### EXERCISE BRIEF:
Read the lines that follow and tally those with the word "Figura"; give the number and nothing else.

### EXTRACTED ENTRIES:
____________________

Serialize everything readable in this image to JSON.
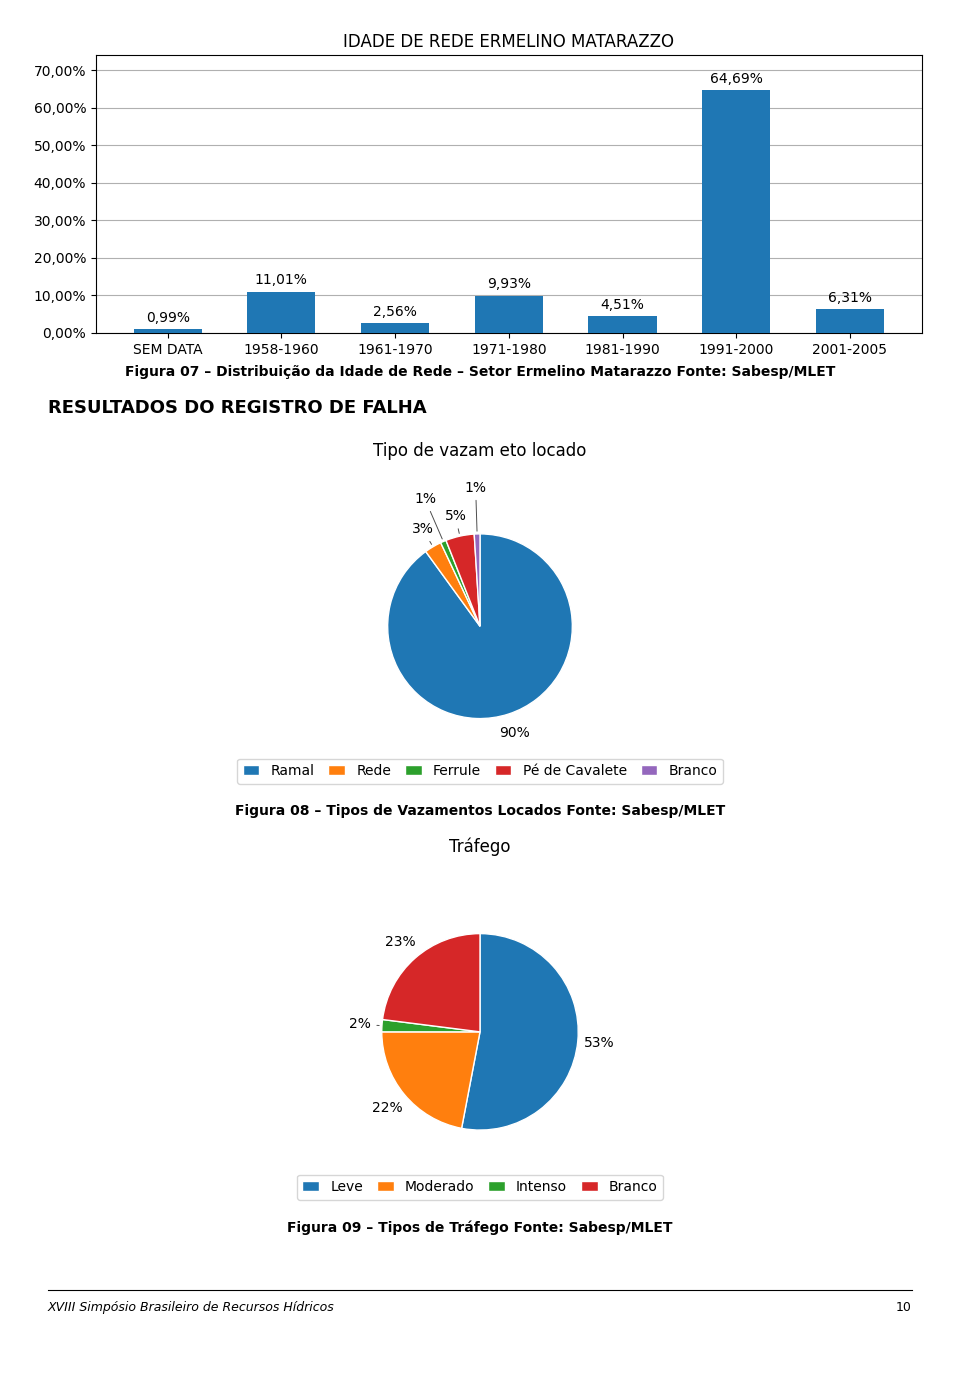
{
  "chart_data": [
    {
      "type": "bar",
      "title": "IDADE DE REDE ERMELINO MATARAZZO",
      "categories": [
        "SEM DATA",
        "1958-1960",
        "1961-1970",
        "1971-1980",
        "1981-1990",
        "1991-2000",
        "2001-2005"
      ],
      "values": [
        0.99,
        11.01,
        2.56,
        9.93,
        4.51,
        64.69,
        6.31
      ],
      "value_labels": [
        "0,99%",
        "11,01%",
        "2,56%",
        "9,93%",
        "4,51%",
        "64,69%",
        "6,31%"
      ],
      "data_labels": true,
      "ylim": [
        0,
        74
      ],
      "yticks": [
        {
          "value": 0,
          "label": "0,00%"
        },
        {
          "value": 10,
          "label": "10,00%"
        },
        {
          "value": 20,
          "label": "20,00%"
        },
        {
          "value": 30,
          "label": "30,00%"
        },
        {
          "value": 40,
          "label": "40,00%"
        },
        {
          "value": 50,
          "label": "50,00%"
        },
        {
          "value": 60,
          "label": "60,00%"
        },
        {
          "value": 70,
          "label": "70,00%"
        }
      ],
      "grid": true,
      "annotations": [
        "Figura 07 – Distribuição da Idade de Rede – Setor Ermelino Matarazzo Fonte: Sabesp/MLET",
        "RESULTADOS DO REGISTRO DE FALHA"
      ]
    },
    {
      "type": "pie",
      "title": "Tipo de vazam eto locado",
      "categories": [
        "Ramal",
        "Rede",
        "Ferrule",
        "Pé de Cavalete",
        "Branco"
      ],
      "values": [
        90,
        3,
        1,
        5,
        1
      ],
      "value_labels": [
        "90%",
        "3%",
        "1%",
        "5%",
        "1%"
      ],
      "data_labels": true,
      "legend": "lower center",
      "annotations": [
        "Figura 08 – Tipos de Vazamentos Locados Fonte: Sabesp/MLET"
      ]
    },
    {
      "type": "pie",
      "title": "Tráfego",
      "categories": [
        "Leve",
        "Moderado",
        "Intenso",
        "Branco"
      ],
      "values": [
        53,
        22,
        2,
        23
      ],
      "value_labels": [
        "53%",
        "22%",
        "2%",
        "23%"
      ],
      "data_labels": true,
      "legend": "lower center",
      "annotations": [
        "Figura 09 – Tipos de Tráfego Fonte: Sabesp/MLET",
        "XVIII Simpósio Brasileiro de Recursos Hídricos",
        "10"
      ]
    }
  ]
}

____________________

### SOLUTION TO THIS EXERCISE:
3